◆ **STATED TASK**: Transcribe every entry below word for word, but skip the pictures.
>> Start RECORDS SHOWN
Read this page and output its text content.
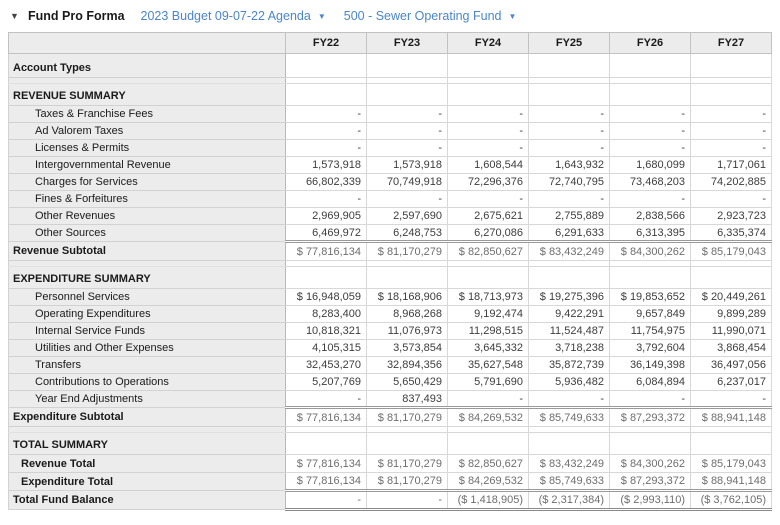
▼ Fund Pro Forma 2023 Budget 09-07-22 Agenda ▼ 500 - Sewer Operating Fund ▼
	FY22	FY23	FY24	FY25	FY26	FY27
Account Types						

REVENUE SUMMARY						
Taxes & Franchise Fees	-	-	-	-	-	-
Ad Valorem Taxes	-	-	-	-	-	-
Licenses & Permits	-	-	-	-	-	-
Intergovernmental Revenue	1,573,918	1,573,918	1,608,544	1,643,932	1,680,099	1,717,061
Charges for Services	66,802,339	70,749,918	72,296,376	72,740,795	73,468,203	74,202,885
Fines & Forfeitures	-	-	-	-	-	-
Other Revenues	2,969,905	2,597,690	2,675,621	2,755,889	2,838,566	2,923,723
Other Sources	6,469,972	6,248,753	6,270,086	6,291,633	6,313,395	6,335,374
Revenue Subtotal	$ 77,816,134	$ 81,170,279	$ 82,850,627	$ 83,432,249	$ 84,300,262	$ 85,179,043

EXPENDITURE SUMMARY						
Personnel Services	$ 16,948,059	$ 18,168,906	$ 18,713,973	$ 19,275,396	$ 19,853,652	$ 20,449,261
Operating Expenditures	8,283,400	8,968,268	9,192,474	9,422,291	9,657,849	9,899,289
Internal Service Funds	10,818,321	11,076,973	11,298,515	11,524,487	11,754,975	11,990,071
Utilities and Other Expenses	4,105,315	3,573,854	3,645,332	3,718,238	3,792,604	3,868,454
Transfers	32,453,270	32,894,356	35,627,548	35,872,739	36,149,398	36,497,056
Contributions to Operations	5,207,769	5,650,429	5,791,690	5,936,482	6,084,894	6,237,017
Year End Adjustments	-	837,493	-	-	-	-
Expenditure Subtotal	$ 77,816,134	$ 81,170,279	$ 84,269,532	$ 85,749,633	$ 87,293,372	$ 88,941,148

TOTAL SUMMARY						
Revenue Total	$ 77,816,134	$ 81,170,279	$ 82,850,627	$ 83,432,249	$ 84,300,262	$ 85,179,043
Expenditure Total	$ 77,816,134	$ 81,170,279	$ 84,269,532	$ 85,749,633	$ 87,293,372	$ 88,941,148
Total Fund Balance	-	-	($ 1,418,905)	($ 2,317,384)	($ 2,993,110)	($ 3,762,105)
>> End RECORDS SHOWN
◆ **COMPLETED TASK**:
Read this page and output its text content.
▼ Fund Pro Forma 2023 Budget 09-07-22 Agenda ▼ 500 - Sewer Operating Fund ▼
	FY22	FY23	FY24	FY25	FY26	FY27
Account Types						

REVENUE SUMMARY						
Taxes & Franchise Fees	-	-	-	-	-	-
Ad Valorem Taxes	-	-	-	-	-	-
Licenses & Permits	-	-	-	-	-	-
Intergovernmental Revenue	1,573,918	1,573,918	1,608,544	1,643,932	1,680,099	1,717,061
Charges for Services	66,802,339	70,749,918	72,296,376	72,740,795	73,468,203	74,202,885
Fines & Forfeitures	-	-	-	-	-	-
Other Revenues	2,969,905	2,597,690	2,675,621	2,755,889	2,838,566	2,923,723
Other Sources	6,469,972	6,248,753	6,270,086	6,291,633	6,313,395	6,335,374
Revenue Subtotal	$ 77,816,134	$ 81,170,279	$ 82,850,627	$ 83,432,249	$ 84,300,262	$ 85,179,043

EXPENDITURE SUMMARY						
Personnel Services	$ 16,948,059	$ 18,168,906	$ 18,713,973	$ 19,275,396	$ 19,853,652	$ 20,449,261
Operating Expenditures	8,283,400	8,968,268	9,192,474	9,422,291	9,657,849	9,899,289
Internal Service Funds	10,818,321	11,076,973	11,298,515	11,524,487	11,754,975	11,990,071
Utilities and Other Expenses	4,105,315	3,573,854	3,645,332	3,718,238	3,792,604	3,868,454
Transfers	32,453,270	32,894,356	35,627,548	35,872,739	36,149,398	36,497,056
Contributions to Operations	5,207,769	5,650,429	5,791,690	5,936,482	6,084,894	6,237,017
Year End Adjustments	-	837,493	-	-	-	-
Expenditure Subtotal	$ 77,816,134	$ 81,170,279	$ 84,269,532	$ 85,749,633	$ 87,293,372	$ 88,941,148

TOTAL SUMMARY						
Revenue Total	$ 77,816,134	$ 81,170,279	$ 82,850,627	$ 83,432,249	$ 84,300,262	$ 85,179,043
Expenditure Total	$ 77,816,134	$ 81,170,279	$ 84,269,532	$ 85,749,633	$ 87,293,372	$ 88,941,148
Total Fund Balance	-	-	($ 1,418,905)	($ 2,317,384)	($ 2,993,110)	($ 3,762,105)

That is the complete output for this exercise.